What you should do:
Reproduce the lines of the material exactly, excluding every image.

[Begin Dataset extract]

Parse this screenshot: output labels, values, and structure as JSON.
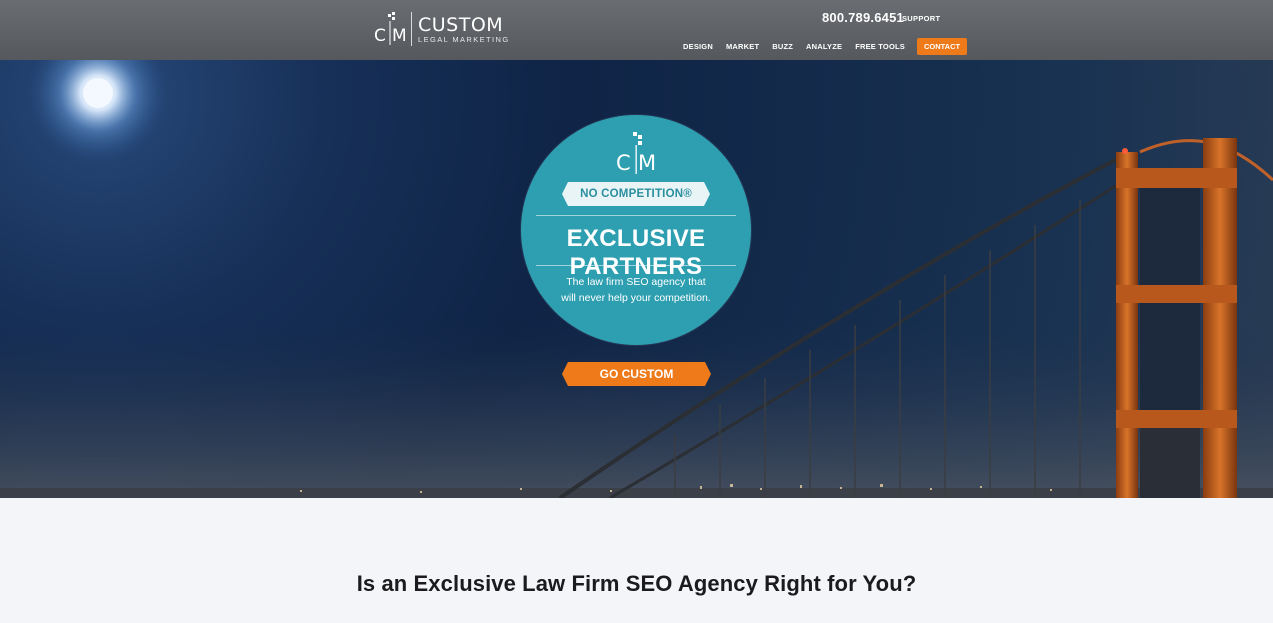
{
  "header": {
    "logo": {
      "mark": "C|M",
      "name": "CUSTOM",
      "tagline": "LEGAL MARKETING"
    },
    "phone": "800.789.6451",
    "support_label": "SUPPORT",
    "nav": [
      {
        "label": "DESIGN"
      },
      {
        "label": "MARKET"
      },
      {
        "label": "BUZZ"
      },
      {
        "label": "ANALYZE"
      },
      {
        "label": "FREE TOOLS"
      }
    ],
    "contact_label": "CONTACT"
  },
  "hero": {
    "badge": {
      "logo_mark": "C|M",
      "ribbon": "NO COMPETITION®",
      "title": "EXCLUSIVE PARTNERS",
      "description": "The law firm SEO agency that will never help your competition."
    },
    "cta_label": "GO CUSTOM"
  },
  "section": {
    "heading": "Is an Exclusive Law Firm SEO Agency Right for You?"
  },
  "colors": {
    "header_bg": "#5f6267",
    "accent_orange": "#ee7a1a",
    "badge_teal": "#2e9fb0",
    "ribbon_bg": "#e9f4f6",
    "section_bg": "#f4f5f8",
    "bridge_orange": "#c8641c"
  }
}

[End Dataset extract]

Problem solution:
Parse this screenshot: output labels, values, and structure as JSON.
{
  "header": {
    "logo": {
      "mark": "C|M",
      "name": "CUSTOM",
      "tagline": "LEGAL MARKETING"
    },
    "phone": "800.789.6451",
    "support_label": "SUPPORT",
    "nav": [
      {
        "label": "DESIGN"
      },
      {
        "label": "MARKET"
      },
      {
        "label": "BUZZ"
      },
      {
        "label": "ANALYZE"
      },
      {
        "label": "FREE TOOLS"
      }
    ],
    "contact_label": "CONTACT"
  },
  "hero": {
    "badge": {
      "logo_mark": "C|M",
      "ribbon": "NO COMPETITION®",
      "title": "EXCLUSIVE PARTNERS",
      "description": "The law firm SEO agency that will never help your competition."
    },
    "cta_label": "GO CUSTOM"
  },
  "section": {
    "heading": "Is an Exclusive Law Firm SEO Agency Right for You?"
  },
  "colors": {
    "header_bg": "#5f6267",
    "accent_orange": "#ee7a1a",
    "badge_teal": "#2e9fb0",
    "ribbon_bg": "#e9f4f6",
    "section_bg": "#f4f5f8",
    "bridge_orange": "#c8641c"
  }
}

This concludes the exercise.